(Records about charts and figures)
--------------------

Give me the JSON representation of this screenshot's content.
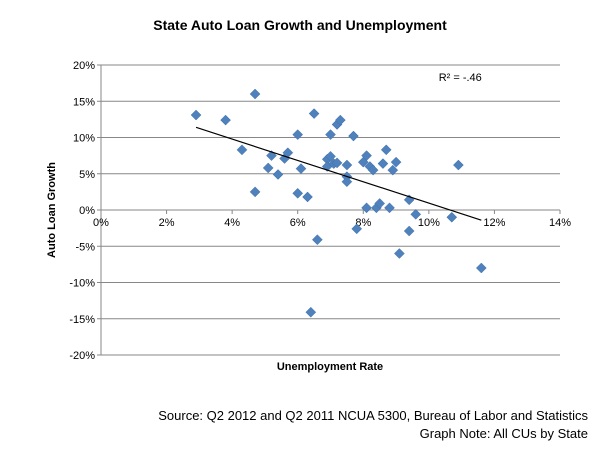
{
  "chart_data": {
    "type": "scatter",
    "title": "State Auto Loan Growth and Unemployment",
    "xlabel": "Unemployment Rate",
    "ylabel": "Auto Loan Growth",
    "xlim": [
      0,
      14
    ],
    "ylim": [
      -20,
      20
    ],
    "x_ticks": [
      0,
      2,
      4,
      6,
      8,
      10,
      12,
      14
    ],
    "y_ticks": [
      20,
      15,
      10,
      5,
      0,
      -5,
      -10,
      -15,
      -20
    ],
    "x_tick_labels": [
      "0%",
      "2%",
      "4%",
      "6%",
      "8%",
      "10%",
      "12%",
      "14%"
    ],
    "y_tick_labels": [
      "20%",
      "15%",
      "10%",
      "5%",
      "0%",
      "-5%",
      "-10%",
      "-15%",
      "-20%"
    ],
    "grid": "horizontal",
    "legend": "none",
    "marker_color": "#4f81bd",
    "trendline": {
      "x": [
        2.9,
        11.6
      ],
      "y": [
        11.4,
        -1.4
      ],
      "label": "R² = -.46",
      "label_x": 10.3,
      "label_y": 17.8
    },
    "points": [
      {
        "x": 2.9,
        "y": 13.1
      },
      {
        "x": 3.8,
        "y": 12.4
      },
      {
        "x": 4.3,
        "y": 8.3
      },
      {
        "x": 4.7,
        "y": 16.0
      },
      {
        "x": 4.7,
        "y": 2.5
      },
      {
        "x": 5.1,
        "y": 5.8
      },
      {
        "x": 5.2,
        "y": 7.5
      },
      {
        "x": 5.4,
        "y": 4.9
      },
      {
        "x": 5.6,
        "y": 7.1
      },
      {
        "x": 5.7,
        "y": 7.9
      },
      {
        "x": 6.0,
        "y": 10.4
      },
      {
        "x": 6.0,
        "y": 2.3
      },
      {
        "x": 6.1,
        "y": 5.7
      },
      {
        "x": 6.3,
        "y": 1.8
      },
      {
        "x": 6.5,
        "y": 13.3
      },
      {
        "x": 6.6,
        "y": -4.1
      },
      {
        "x": 6.4,
        "y": -14.1
      },
      {
        "x": 6.9,
        "y": 7.0
      },
      {
        "x": 7.0,
        "y": 7.4
      },
      {
        "x": 6.9,
        "y": 6.0
      },
      {
        "x": 7.0,
        "y": 10.4
      },
      {
        "x": 7.1,
        "y": 6.4
      },
      {
        "x": 7.2,
        "y": 11.8
      },
      {
        "x": 7.3,
        "y": 12.4
      },
      {
        "x": 7.2,
        "y": 6.5
      },
      {
        "x": 7.5,
        "y": 4.6
      },
      {
        "x": 7.5,
        "y": 3.9
      },
      {
        "x": 7.5,
        "y": 6.2
      },
      {
        "x": 7.7,
        "y": 10.2
      },
      {
        "x": 7.8,
        "y": -2.6
      },
      {
        "x": 8.0,
        "y": 6.6
      },
      {
        "x": 8.1,
        "y": 7.5
      },
      {
        "x": 8.1,
        "y": 0.3
      },
      {
        "x": 8.2,
        "y": 6.0
      },
      {
        "x": 8.3,
        "y": 5.5
      },
      {
        "x": 8.4,
        "y": 0.3
      },
      {
        "x": 8.6,
        "y": 6.4
      },
      {
        "x": 8.5,
        "y": 0.9
      },
      {
        "x": 8.7,
        "y": 8.3
      },
      {
        "x": 8.8,
        "y": 0.3
      },
      {
        "x": 8.9,
        "y": 5.5
      },
      {
        "x": 9.0,
        "y": 6.6
      },
      {
        "x": 9.1,
        "y": -6.0
      },
      {
        "x": 9.4,
        "y": 1.4
      },
      {
        "x": 9.4,
        "y": -2.9
      },
      {
        "x": 9.6,
        "y": -0.6
      },
      {
        "x": 10.7,
        "y": -1.0
      },
      {
        "x": 10.9,
        "y": 6.2
      },
      {
        "x": 11.6,
        "y": -8.0
      }
    ]
  },
  "source": {
    "line1": "Source: Q2 2012  and Q2 2011  NCUA 5300,  Bureau of Labor and Statistics",
    "line2": "Graph Note: All CUs by State"
  }
}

--------------------

▶ **Goal**: The entries above should be reproduced exactly, without their pictures.

▶ **Answer to the problem**:
Give me the JSON representation of this screenshot's content.
{
  "chart_data": {
    "type": "scatter",
    "title": "State Auto Loan Growth and Unemployment",
    "xlabel": "Unemployment Rate",
    "ylabel": "Auto Loan Growth",
    "xlim": [
      0,
      14
    ],
    "ylim": [
      -20,
      20
    ],
    "x_ticks": [
      0,
      2,
      4,
      6,
      8,
      10,
      12,
      14
    ],
    "y_ticks": [
      20,
      15,
      10,
      5,
      0,
      -5,
      -10,
      -15,
      -20
    ],
    "x_tick_labels": [
      "0%",
      "2%",
      "4%",
      "6%",
      "8%",
      "10%",
      "12%",
      "14%"
    ],
    "y_tick_labels": [
      "20%",
      "15%",
      "10%",
      "5%",
      "0%",
      "-5%",
      "-10%",
      "-15%",
      "-20%"
    ],
    "grid": "horizontal",
    "legend": "none",
    "marker_color": "#4f81bd",
    "trendline": {
      "x": [
        2.9,
        11.6
      ],
      "y": [
        11.4,
        -1.4
      ],
      "label": "R² = -.46",
      "label_x": 10.3,
      "label_y": 17.8
    },
    "points": [
      {
        "x": 2.9,
        "y": 13.1
      },
      {
        "x": 3.8,
        "y": 12.4
      },
      {
        "x": 4.3,
        "y": 8.3
      },
      {
        "x": 4.7,
        "y": 16.0
      },
      {
        "x": 4.7,
        "y": 2.5
      },
      {
        "x": 5.1,
        "y": 5.8
      },
      {
        "x": 5.2,
        "y": 7.5
      },
      {
        "x": 5.4,
        "y": 4.9
      },
      {
        "x": 5.6,
        "y": 7.1
      },
      {
        "x": 5.7,
        "y": 7.9
      },
      {
        "x": 6.0,
        "y": 10.4
      },
      {
        "x": 6.0,
        "y": 2.3
      },
      {
        "x": 6.1,
        "y": 5.7
      },
      {
        "x": 6.3,
        "y": 1.8
      },
      {
        "x": 6.5,
        "y": 13.3
      },
      {
        "x": 6.6,
        "y": -4.1
      },
      {
        "x": 6.4,
        "y": -14.1
      },
      {
        "x": 6.9,
        "y": 7.0
      },
      {
        "x": 7.0,
        "y": 7.4
      },
      {
        "x": 6.9,
        "y": 6.0
      },
      {
        "x": 7.0,
        "y": 10.4
      },
      {
        "x": 7.1,
        "y": 6.4
      },
      {
        "x": 7.2,
        "y": 11.8
      },
      {
        "x": 7.3,
        "y": 12.4
      },
      {
        "x": 7.2,
        "y": 6.5
      },
      {
        "x": 7.5,
        "y": 4.6
      },
      {
        "x": 7.5,
        "y": 3.9
      },
      {
        "x": 7.5,
        "y": 6.2
      },
      {
        "x": 7.7,
        "y": 10.2
      },
      {
        "x": 7.8,
        "y": -2.6
      },
      {
        "x": 8.0,
        "y": 6.6
      },
      {
        "x": 8.1,
        "y": 7.5
      },
      {
        "x": 8.1,
        "y": 0.3
      },
      {
        "x": 8.2,
        "y": 6.0
      },
      {
        "x": 8.3,
        "y": 5.5
      },
      {
        "x": 8.4,
        "y": 0.3
      },
      {
        "x": 8.6,
        "y": 6.4
      },
      {
        "x": 8.5,
        "y": 0.9
      },
      {
        "x": 8.7,
        "y": 8.3
      },
      {
        "x": 8.8,
        "y": 0.3
      },
      {
        "x": 8.9,
        "y": 5.5
      },
      {
        "x": 9.0,
        "y": 6.6
      },
      {
        "x": 9.1,
        "y": -6.0
      },
      {
        "x": 9.4,
        "y": 1.4
      },
      {
        "x": 9.4,
        "y": -2.9
      },
      {
        "x": 9.6,
        "y": -0.6
      },
      {
        "x": 10.7,
        "y": -1.0
      },
      {
        "x": 10.9,
        "y": 6.2
      },
      {
        "x": 11.6,
        "y": -8.0
      }
    ]
  },
  "source": {
    "line1": "Source: Q2 2012  and Q2 2011  NCUA 5300,  Bureau of Labor and Statistics",
    "line2": "Graph Note: All CUs by State"
  }
}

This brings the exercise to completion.